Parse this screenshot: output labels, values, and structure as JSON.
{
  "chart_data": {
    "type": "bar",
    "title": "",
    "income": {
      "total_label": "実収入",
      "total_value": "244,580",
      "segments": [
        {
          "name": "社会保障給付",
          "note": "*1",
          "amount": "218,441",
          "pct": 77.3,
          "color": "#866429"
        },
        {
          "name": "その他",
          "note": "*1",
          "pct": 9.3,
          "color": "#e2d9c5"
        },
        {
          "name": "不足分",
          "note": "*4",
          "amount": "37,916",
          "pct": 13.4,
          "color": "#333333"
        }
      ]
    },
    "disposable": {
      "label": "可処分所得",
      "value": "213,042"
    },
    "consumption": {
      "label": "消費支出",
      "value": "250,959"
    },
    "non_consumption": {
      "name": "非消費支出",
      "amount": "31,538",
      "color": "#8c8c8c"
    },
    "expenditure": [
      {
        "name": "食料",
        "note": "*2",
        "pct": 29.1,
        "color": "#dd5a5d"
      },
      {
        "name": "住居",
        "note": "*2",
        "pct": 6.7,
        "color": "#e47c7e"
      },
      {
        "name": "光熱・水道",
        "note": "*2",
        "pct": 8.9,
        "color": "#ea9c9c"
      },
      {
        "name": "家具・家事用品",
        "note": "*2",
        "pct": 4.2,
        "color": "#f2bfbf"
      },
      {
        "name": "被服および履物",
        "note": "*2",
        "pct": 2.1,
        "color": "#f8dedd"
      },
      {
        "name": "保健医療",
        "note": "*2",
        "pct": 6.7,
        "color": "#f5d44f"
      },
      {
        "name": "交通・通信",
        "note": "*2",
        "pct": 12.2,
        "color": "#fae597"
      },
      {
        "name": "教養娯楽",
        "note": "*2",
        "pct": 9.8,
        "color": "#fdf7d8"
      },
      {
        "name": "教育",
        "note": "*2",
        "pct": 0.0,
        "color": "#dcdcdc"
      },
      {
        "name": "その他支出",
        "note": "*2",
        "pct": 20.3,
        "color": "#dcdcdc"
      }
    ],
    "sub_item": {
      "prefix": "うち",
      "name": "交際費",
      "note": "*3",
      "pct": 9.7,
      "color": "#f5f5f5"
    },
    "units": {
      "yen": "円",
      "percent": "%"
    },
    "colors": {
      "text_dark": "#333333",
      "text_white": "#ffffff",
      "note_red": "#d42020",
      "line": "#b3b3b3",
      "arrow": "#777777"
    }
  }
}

-- -- --

▶ Problem: Track down every line holding the string "amount" and copy it.

▶ Written answer:
          "amount": "218,441",
          "amount": "37,916",
      "amount": "31,538",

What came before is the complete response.